_WHAT YOU HAVE TO DO_
Your answer should be a single number: the count of lines that include the word "работа".

_SUPPLIED DATA_
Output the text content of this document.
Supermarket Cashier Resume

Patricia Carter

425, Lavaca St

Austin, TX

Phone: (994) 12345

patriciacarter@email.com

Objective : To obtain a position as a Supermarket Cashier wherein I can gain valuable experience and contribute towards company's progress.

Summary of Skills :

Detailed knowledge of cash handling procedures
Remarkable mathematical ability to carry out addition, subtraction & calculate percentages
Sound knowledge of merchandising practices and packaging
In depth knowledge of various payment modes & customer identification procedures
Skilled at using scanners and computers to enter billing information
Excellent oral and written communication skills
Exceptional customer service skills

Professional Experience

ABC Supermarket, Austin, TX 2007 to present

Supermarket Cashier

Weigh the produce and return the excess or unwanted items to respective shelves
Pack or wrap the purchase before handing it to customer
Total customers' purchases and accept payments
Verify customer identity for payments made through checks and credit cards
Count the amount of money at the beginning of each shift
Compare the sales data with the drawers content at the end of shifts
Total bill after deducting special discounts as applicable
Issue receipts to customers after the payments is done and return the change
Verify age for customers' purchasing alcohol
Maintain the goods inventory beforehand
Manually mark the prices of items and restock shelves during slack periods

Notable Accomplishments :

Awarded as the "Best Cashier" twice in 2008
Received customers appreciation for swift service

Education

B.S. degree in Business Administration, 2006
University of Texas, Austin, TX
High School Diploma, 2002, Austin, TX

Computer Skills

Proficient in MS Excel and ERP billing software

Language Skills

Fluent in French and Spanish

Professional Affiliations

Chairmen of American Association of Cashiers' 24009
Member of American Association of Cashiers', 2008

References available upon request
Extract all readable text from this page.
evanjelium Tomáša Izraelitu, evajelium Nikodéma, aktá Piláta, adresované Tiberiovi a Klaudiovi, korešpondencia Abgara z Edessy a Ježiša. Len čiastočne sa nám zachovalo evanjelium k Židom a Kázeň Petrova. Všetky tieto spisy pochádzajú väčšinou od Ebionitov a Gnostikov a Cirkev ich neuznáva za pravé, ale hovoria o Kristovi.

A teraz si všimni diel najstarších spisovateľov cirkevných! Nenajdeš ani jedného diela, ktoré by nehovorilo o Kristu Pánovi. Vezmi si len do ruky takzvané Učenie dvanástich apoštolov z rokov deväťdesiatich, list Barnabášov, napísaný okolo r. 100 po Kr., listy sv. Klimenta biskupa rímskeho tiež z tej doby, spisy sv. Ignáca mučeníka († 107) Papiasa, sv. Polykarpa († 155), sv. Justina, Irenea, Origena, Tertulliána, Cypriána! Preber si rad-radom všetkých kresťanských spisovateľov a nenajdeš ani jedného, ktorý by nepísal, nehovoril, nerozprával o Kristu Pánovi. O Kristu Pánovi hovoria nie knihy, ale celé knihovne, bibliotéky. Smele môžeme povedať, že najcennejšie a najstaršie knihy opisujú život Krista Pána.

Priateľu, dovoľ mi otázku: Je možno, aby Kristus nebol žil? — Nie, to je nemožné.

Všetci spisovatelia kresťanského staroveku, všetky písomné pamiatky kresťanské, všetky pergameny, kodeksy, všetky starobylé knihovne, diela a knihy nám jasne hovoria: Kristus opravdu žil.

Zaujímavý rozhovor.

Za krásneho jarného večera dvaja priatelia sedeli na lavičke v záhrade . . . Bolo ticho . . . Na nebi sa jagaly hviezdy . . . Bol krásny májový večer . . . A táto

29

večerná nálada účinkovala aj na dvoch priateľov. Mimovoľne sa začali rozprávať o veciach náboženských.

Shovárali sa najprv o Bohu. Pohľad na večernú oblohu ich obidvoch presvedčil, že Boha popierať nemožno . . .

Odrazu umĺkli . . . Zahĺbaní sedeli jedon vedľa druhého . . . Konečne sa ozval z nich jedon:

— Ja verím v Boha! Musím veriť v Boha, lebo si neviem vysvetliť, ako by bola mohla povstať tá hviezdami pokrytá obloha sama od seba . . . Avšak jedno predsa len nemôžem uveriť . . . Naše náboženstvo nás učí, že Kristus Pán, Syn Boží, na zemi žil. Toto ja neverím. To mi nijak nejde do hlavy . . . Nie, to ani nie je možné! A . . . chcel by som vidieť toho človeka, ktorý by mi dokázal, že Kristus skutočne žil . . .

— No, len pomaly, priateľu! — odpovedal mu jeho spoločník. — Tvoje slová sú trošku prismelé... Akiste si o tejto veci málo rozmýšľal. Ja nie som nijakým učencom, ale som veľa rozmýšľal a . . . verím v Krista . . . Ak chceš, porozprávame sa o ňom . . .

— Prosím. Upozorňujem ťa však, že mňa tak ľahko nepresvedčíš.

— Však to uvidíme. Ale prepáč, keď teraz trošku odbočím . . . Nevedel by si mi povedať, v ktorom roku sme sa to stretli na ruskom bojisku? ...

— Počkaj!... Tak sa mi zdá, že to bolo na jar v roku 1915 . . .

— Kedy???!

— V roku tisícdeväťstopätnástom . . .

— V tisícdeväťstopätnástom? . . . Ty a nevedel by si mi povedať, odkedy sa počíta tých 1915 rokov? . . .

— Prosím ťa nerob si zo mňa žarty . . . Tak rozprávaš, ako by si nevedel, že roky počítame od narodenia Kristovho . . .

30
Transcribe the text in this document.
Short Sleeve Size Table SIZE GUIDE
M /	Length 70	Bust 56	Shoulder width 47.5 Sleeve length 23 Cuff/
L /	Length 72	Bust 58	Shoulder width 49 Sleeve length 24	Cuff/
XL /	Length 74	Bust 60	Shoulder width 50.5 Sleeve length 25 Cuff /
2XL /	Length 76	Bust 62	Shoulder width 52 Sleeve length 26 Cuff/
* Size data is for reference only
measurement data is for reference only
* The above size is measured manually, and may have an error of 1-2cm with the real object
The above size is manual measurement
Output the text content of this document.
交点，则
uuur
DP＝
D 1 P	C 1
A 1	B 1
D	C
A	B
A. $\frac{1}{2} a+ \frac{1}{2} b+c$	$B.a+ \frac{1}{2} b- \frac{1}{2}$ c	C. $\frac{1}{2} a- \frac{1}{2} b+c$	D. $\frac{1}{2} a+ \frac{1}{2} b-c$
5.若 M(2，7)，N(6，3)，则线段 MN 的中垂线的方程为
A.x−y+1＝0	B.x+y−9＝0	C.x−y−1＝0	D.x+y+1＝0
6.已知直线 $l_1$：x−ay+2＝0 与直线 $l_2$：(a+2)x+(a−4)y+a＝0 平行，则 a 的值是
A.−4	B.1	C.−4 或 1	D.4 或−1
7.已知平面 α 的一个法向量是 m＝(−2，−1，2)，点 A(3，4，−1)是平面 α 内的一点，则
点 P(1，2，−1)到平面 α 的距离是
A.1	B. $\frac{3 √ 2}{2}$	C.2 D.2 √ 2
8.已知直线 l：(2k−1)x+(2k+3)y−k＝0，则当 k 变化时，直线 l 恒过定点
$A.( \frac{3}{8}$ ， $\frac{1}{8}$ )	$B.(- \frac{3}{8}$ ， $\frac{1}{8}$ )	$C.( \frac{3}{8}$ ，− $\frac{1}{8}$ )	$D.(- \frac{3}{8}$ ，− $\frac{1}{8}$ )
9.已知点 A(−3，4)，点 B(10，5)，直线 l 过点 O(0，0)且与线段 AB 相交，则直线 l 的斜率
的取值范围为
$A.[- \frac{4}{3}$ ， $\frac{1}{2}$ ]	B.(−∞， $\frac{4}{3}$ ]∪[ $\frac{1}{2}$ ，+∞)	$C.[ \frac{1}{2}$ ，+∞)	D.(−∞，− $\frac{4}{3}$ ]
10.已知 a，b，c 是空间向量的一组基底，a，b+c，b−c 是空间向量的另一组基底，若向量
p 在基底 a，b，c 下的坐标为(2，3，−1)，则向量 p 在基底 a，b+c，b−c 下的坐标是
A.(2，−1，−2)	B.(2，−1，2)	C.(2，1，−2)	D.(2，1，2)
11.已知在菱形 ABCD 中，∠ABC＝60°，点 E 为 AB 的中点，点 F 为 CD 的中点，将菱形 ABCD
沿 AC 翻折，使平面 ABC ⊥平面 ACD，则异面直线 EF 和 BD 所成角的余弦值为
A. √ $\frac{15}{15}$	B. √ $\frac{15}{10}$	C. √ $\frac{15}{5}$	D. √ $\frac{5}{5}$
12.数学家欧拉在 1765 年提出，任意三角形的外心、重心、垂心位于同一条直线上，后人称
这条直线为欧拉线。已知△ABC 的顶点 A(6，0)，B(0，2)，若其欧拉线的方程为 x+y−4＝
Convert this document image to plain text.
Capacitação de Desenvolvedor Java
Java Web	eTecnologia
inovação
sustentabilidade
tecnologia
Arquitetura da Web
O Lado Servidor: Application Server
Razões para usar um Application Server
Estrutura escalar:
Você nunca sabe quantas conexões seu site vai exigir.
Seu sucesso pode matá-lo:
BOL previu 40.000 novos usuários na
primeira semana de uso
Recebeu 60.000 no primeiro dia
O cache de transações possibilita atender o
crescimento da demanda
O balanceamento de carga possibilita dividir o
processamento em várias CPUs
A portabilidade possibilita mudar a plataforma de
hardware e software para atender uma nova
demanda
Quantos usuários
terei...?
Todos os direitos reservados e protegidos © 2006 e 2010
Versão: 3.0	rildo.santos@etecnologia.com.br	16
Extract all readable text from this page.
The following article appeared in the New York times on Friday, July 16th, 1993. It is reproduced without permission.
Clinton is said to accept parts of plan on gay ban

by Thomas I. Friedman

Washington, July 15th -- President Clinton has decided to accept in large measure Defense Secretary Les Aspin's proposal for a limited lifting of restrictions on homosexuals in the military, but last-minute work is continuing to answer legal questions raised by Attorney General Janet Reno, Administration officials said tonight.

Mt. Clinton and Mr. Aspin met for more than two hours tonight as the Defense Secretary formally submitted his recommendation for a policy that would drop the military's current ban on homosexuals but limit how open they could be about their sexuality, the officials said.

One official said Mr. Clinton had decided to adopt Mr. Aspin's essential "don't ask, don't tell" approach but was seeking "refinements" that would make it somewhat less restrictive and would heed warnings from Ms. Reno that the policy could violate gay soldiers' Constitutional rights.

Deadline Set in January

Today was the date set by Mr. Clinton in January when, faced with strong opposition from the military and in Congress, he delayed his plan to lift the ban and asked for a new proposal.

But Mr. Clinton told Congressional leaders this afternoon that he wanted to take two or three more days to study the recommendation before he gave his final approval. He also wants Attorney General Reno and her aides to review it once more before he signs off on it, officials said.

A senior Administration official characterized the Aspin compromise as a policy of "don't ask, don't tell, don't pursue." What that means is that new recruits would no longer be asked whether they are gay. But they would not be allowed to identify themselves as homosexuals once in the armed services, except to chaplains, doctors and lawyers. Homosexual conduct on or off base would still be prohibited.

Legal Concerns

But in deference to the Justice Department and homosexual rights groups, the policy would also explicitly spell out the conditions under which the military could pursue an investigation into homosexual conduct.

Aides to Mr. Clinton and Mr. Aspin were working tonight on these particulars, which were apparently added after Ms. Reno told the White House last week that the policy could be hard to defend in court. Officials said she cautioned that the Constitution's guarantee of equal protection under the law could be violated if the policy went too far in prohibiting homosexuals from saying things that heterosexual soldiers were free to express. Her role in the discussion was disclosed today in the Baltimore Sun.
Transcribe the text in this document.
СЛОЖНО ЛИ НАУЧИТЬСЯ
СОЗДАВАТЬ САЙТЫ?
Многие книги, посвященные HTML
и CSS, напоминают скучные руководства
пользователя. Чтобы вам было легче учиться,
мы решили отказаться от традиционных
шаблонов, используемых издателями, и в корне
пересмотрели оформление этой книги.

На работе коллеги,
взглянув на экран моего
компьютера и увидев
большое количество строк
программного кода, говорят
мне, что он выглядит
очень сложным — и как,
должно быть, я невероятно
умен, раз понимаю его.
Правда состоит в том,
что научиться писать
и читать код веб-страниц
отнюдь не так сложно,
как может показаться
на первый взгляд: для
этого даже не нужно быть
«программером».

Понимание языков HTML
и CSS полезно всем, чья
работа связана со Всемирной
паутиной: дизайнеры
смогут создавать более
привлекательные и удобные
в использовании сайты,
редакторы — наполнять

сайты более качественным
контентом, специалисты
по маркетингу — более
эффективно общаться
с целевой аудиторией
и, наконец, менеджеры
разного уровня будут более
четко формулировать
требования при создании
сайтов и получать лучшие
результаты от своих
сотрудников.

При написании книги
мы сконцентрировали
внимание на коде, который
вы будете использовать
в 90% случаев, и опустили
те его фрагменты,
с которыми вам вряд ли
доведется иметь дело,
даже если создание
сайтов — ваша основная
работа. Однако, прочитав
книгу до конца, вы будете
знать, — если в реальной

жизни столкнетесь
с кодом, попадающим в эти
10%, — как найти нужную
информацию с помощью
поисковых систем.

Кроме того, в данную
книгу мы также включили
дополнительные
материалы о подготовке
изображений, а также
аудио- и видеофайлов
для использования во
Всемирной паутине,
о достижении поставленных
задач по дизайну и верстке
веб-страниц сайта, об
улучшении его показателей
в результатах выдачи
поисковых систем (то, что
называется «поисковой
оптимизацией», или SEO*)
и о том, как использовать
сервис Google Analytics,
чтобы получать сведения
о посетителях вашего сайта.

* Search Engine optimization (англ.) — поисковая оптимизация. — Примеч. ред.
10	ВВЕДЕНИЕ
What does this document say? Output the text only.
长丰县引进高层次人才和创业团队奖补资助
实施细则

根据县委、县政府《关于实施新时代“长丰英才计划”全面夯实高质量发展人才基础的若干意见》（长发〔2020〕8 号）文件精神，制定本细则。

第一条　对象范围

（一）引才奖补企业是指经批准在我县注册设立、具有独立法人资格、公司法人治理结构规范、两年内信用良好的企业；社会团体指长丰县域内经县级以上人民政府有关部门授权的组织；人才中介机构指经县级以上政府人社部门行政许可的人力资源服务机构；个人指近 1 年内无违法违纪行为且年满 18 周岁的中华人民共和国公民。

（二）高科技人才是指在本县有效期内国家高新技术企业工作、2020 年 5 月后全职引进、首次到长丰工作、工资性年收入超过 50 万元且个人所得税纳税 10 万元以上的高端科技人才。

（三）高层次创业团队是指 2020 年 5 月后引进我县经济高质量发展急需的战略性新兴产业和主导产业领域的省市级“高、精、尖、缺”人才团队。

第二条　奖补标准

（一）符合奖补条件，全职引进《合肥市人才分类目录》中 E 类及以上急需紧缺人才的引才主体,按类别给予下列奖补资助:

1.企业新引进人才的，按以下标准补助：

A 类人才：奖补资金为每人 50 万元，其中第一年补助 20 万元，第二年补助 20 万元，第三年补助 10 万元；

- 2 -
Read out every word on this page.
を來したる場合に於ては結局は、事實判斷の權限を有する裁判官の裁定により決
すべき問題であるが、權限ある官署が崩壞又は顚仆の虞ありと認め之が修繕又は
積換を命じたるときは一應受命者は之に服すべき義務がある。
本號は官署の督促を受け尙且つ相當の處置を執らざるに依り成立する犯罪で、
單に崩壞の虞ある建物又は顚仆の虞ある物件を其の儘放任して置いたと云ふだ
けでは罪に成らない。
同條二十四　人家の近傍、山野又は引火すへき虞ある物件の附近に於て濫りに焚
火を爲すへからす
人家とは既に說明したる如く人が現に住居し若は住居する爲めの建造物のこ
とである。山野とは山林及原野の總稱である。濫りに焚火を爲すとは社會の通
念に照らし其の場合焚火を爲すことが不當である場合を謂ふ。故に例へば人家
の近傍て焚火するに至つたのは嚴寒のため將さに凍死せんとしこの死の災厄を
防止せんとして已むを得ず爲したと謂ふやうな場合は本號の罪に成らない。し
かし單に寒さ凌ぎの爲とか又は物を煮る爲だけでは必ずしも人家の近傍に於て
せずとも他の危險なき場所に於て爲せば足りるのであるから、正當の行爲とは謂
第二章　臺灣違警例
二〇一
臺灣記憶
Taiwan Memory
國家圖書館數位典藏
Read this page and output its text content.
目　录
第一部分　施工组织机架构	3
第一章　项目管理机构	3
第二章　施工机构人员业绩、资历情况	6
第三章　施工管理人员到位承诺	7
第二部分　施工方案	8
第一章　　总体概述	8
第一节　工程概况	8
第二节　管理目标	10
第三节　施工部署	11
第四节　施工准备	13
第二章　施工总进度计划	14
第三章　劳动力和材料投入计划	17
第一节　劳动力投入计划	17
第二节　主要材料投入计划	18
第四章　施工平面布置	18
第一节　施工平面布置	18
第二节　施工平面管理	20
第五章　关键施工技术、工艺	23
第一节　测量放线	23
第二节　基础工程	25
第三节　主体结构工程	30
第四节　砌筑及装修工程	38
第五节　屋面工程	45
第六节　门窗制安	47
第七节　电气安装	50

_SOLUTION TO THIS TASK_
2